Begin
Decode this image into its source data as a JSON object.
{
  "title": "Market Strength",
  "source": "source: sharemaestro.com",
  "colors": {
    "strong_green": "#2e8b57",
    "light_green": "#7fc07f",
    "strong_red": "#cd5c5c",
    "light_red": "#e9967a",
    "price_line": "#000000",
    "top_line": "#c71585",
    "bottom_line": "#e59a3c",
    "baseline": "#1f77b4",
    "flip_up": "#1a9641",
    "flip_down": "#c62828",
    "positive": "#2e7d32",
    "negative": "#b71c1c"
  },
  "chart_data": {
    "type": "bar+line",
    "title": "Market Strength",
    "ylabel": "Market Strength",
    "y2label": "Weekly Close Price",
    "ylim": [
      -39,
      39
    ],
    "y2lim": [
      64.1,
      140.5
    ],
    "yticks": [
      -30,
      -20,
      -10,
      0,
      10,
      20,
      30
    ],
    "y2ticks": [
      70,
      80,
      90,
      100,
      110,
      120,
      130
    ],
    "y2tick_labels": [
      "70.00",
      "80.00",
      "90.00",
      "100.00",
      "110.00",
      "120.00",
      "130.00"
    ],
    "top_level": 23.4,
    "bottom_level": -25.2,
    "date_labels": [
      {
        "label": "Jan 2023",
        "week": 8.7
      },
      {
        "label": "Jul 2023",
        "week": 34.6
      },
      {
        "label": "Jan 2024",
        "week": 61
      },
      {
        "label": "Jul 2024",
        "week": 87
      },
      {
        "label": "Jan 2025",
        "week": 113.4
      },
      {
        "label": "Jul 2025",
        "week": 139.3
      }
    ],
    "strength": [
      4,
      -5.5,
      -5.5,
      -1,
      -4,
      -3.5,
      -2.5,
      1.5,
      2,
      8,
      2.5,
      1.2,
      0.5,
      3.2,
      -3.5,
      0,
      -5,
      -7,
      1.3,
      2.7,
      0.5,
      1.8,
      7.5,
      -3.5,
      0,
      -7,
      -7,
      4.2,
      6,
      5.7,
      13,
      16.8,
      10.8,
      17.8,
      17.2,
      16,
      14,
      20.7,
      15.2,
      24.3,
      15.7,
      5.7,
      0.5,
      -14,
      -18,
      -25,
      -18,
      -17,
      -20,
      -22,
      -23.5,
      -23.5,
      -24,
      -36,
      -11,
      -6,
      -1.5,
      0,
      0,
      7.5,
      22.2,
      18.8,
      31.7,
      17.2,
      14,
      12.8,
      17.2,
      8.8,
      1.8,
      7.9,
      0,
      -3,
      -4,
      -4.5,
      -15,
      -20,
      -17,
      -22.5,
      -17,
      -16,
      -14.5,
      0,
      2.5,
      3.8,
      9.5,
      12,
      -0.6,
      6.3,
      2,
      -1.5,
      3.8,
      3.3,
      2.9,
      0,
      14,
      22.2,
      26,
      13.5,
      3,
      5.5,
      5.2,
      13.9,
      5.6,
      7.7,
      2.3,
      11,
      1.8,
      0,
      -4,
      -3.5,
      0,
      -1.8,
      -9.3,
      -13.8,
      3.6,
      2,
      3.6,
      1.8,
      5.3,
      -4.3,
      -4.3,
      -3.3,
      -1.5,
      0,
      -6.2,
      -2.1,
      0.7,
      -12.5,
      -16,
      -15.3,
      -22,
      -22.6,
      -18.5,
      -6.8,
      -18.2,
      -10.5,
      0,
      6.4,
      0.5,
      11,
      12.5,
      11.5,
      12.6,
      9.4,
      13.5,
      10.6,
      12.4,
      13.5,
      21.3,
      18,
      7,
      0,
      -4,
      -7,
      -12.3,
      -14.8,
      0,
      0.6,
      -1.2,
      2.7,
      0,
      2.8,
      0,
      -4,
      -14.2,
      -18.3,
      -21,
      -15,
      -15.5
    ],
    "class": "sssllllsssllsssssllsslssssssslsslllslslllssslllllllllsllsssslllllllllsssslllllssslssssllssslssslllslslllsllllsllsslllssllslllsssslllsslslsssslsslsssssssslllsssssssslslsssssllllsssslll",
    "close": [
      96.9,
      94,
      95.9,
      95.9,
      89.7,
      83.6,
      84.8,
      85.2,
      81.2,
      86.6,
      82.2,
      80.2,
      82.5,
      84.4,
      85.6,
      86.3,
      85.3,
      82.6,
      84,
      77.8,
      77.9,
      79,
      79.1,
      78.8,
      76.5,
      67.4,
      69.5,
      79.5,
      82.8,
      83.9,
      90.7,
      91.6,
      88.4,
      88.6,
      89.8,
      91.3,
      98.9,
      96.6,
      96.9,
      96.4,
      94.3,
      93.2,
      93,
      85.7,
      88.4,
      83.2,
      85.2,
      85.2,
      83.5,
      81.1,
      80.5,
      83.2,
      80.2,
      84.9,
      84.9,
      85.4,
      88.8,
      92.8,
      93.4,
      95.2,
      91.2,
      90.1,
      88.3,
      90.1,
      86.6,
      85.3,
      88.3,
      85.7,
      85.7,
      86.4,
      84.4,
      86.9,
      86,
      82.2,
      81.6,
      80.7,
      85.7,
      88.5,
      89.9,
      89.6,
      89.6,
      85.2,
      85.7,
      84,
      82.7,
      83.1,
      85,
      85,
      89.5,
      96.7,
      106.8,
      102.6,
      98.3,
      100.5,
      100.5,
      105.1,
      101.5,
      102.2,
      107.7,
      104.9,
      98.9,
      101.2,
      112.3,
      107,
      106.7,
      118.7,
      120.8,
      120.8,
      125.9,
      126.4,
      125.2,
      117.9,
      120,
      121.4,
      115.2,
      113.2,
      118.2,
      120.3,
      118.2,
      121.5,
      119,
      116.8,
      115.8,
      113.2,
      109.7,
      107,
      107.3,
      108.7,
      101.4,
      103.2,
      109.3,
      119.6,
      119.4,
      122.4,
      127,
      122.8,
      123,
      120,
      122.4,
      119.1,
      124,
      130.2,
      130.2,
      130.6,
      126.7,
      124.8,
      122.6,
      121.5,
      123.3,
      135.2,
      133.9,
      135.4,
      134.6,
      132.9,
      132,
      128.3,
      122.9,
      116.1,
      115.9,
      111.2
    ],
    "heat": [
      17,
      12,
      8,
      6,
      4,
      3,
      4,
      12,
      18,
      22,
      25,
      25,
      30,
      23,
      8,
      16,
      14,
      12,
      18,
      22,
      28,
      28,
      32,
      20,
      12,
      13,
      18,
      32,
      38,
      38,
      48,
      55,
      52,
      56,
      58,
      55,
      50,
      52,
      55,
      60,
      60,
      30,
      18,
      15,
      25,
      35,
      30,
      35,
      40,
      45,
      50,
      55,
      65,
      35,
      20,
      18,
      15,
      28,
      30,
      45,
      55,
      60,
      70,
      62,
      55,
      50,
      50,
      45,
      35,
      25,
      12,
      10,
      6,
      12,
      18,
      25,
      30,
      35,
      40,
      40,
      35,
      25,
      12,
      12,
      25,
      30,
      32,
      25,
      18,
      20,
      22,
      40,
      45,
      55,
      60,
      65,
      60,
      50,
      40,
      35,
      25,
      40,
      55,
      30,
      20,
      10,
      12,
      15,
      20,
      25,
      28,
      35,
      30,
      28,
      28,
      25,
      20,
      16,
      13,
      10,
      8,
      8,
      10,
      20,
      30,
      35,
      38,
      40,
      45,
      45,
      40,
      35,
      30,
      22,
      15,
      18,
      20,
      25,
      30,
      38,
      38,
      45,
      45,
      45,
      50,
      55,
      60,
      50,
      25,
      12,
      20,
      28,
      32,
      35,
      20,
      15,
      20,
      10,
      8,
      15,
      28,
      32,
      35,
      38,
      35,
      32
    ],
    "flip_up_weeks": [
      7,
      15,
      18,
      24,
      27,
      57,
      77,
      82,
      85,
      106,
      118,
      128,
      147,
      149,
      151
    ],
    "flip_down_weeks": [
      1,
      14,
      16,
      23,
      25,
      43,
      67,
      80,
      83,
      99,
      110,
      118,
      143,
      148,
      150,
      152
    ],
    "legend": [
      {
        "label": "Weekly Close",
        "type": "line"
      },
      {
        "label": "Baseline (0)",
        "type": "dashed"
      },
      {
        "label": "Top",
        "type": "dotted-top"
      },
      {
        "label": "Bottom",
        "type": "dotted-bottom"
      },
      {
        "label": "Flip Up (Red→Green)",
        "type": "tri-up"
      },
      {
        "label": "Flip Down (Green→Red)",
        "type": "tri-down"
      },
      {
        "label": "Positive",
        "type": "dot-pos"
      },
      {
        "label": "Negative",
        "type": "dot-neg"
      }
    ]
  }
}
End
- [STATED EXERCISE]:
In the records above, find each line with the word "source" and copy it.

- [RESPONSE]:
Decode this image into its source data as a JSON object.
  "source": "source: sharemaestro.com",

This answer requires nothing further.